-- Provided text --
::::::
# Project Overview:
The objective of this project is to analyze the sentiment of movie reviews in three different languages - English, French, and Spanish. We have been given 30 movies, 10 in each language, along with their reviews and synopses in separate CSV files named movie_reviews_eng.csv, movie_reviews_fr.csv, and movie_reviews_sp.csv.

* The first step of this project is to read data 
from all the .csv files and create a single pandas dataframe. This dataframe should have the following columns - Title, Year, Synopsis, Review, and Original Language.
* The next step is to convert the French and Spanish reviews and synopses into English. This will allow us to analyze the sentiment of all reviews in the same language. We will be using pre-trained transformers from HuggingFace to achieve this task.
* Finally, we will use pretrained transformers from HuggingFace to analyze the sentiment of each review. The sentiment analysis results (Positive or Negative) will be added to the dataframe in a new column called Sentiment.
The output of the project will be a CSV file with a header row that includes column names such as Title, Year, Synopsis, Review, Sentiment, and Original Language. The Original Language column will indicate the language of the review and synopsis (en/fr/sp) before translation. The dataframe will consist of 30 rows, with each row corresponding to a movie.
::::::
-- Source material --
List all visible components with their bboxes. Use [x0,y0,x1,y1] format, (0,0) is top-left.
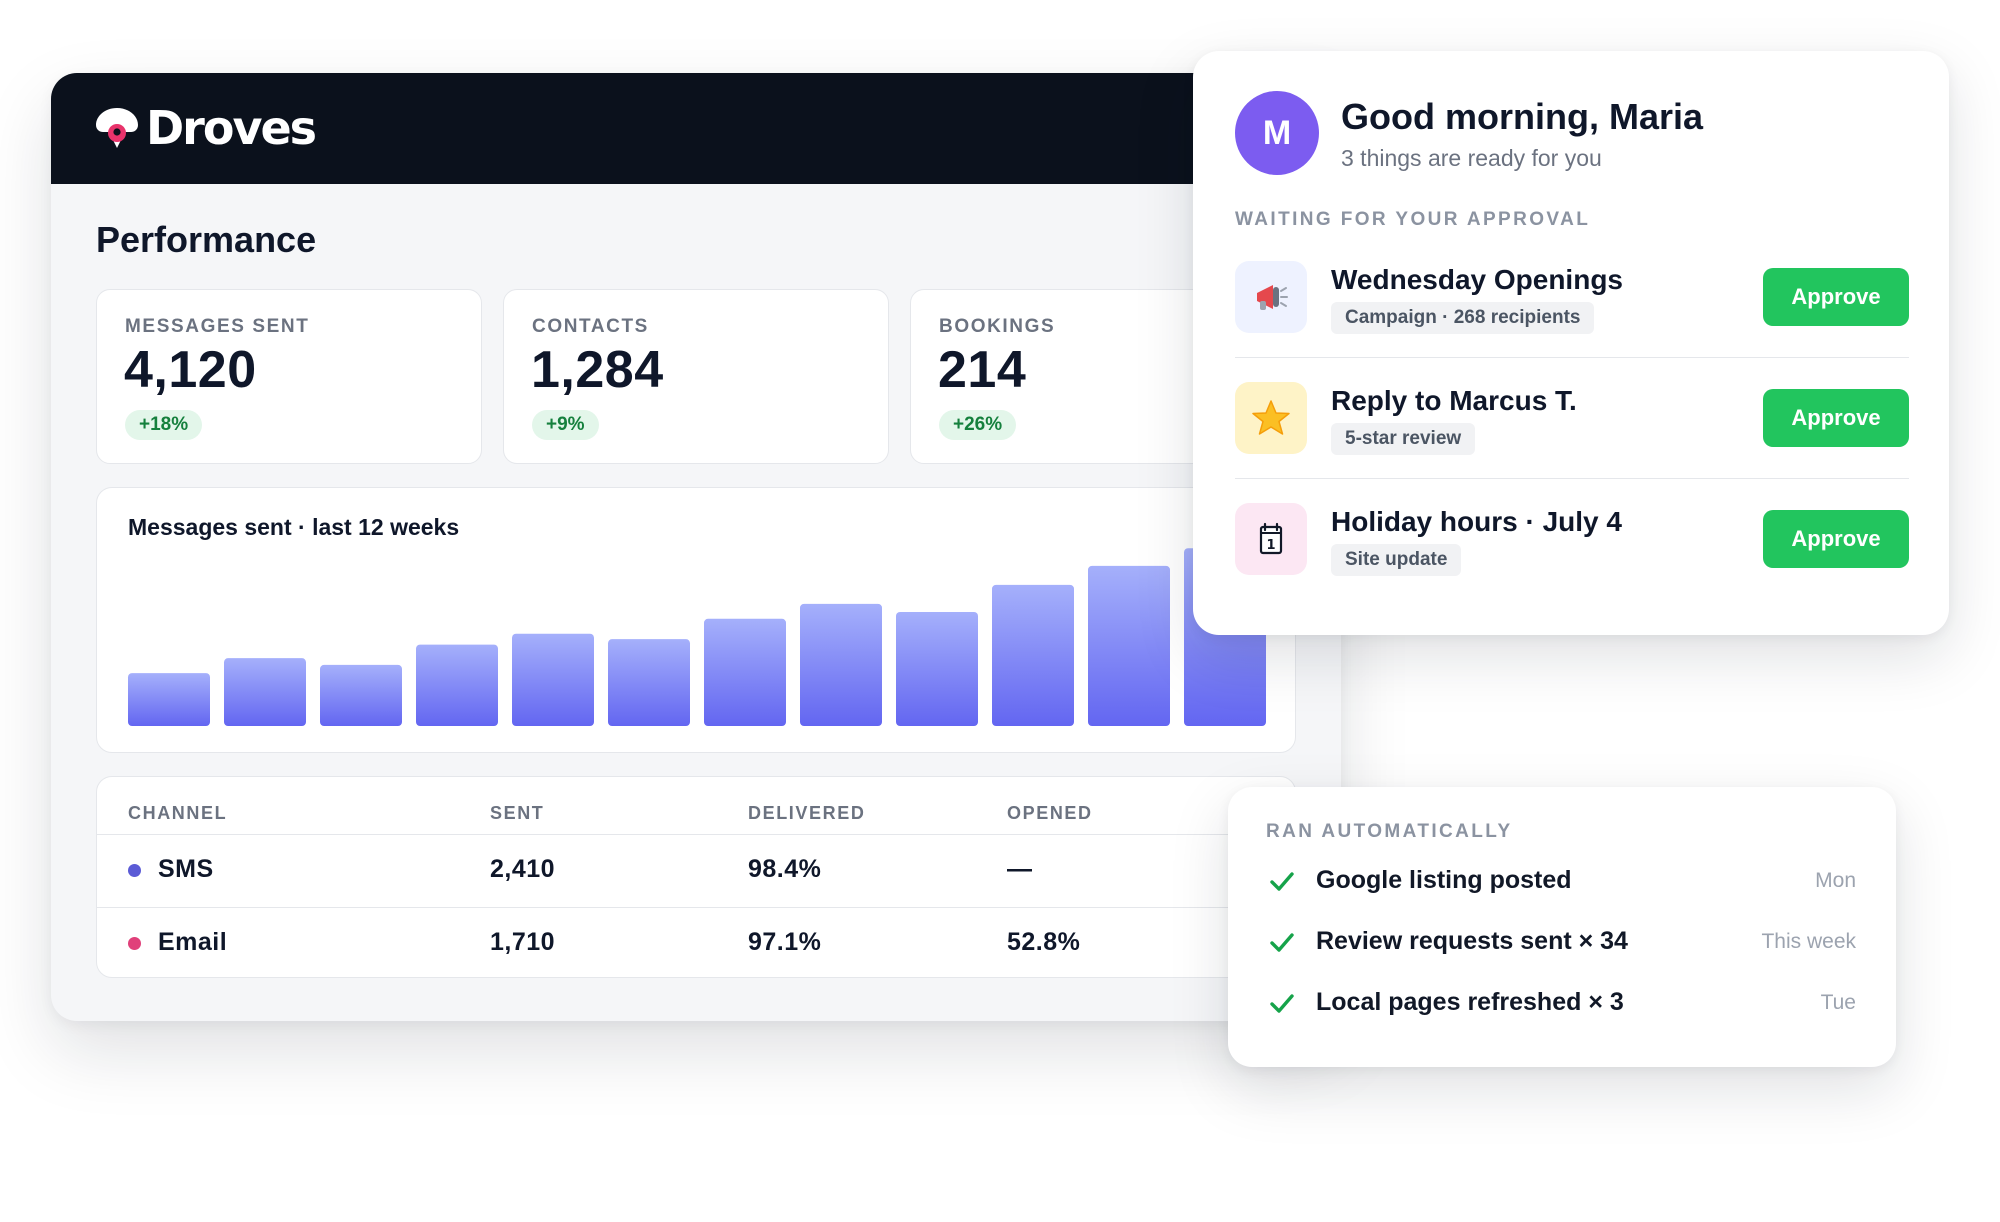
::::::
-- Given task A --
Summarize the project overview in two sentences.
-- Given task B --
Please reproduce the project overview word for word, from "The output of" up to and including "to a movie.".
-- Given task C --
Extend the project overview on movie review sentiment analysis, picking up after its final sentence.

-- Answer A --
The project analyzes the sentiment of reviews for 30 movies in English, French, and Spanish by reading three CSV files into one pandas dataframe, translating the French and Spanish reviews and synopses into English with pre-trained HuggingFace transformers, and then classifying each review as Positive or Negative. The output will be a 30-row CSV file with columns for Title, Year, Synopsis, Review, Sentiment, and Original Language, the last recording each review's language before translation.

-- Answer B --
The output of the project will be a CSV file with a header row that includes column names such as Title, Year, Synopsis, Review, Sentiment, and Original Language. The Original Language column will indicate the language of the review and synopsis (en/fr/sp) before translation. The dataframe will consist of 30 rows, with each row corresponding to a movie.

-- Answer C --
###Tools used:
* Pandas: for data manipulation and analysis
* HuggingFace Transformers: for natural language processing tasks, such as translation and sentiment analysis
* PyTorch: for building and training machine learning models

###Skills Mastered:
* Data cleaning and manipulation using Pandas
* Natural language processing techniques, such as translation and sentiment analysis, using HuggingFace Transformers
* Building and training machine learning models using PyTorch Integration of multiple tools and libraries to solve a complex problem
* Overall, this project **data manipulation**,  **natural language processing**, and  **machine learning techniques** to perform multiple tasks on a dataset.

In [1]:
# imports
import pandas as pd
!pip install transformers
!pip install sentencepiece
from transformers import MarianMTModel, MarianTokenizer
from transformers import pipeline

Looking in indexes: https://pypi.org/simple, https://us-python.pkg.dev/colab-wheels/public/simple/
Looking in indexes: https://pypi.org/simple, https://us-python.pkg.dev/colab-wheels/public/simple/


In [2]:
def preprocess_data(file_path, name1, name2, name3):
    """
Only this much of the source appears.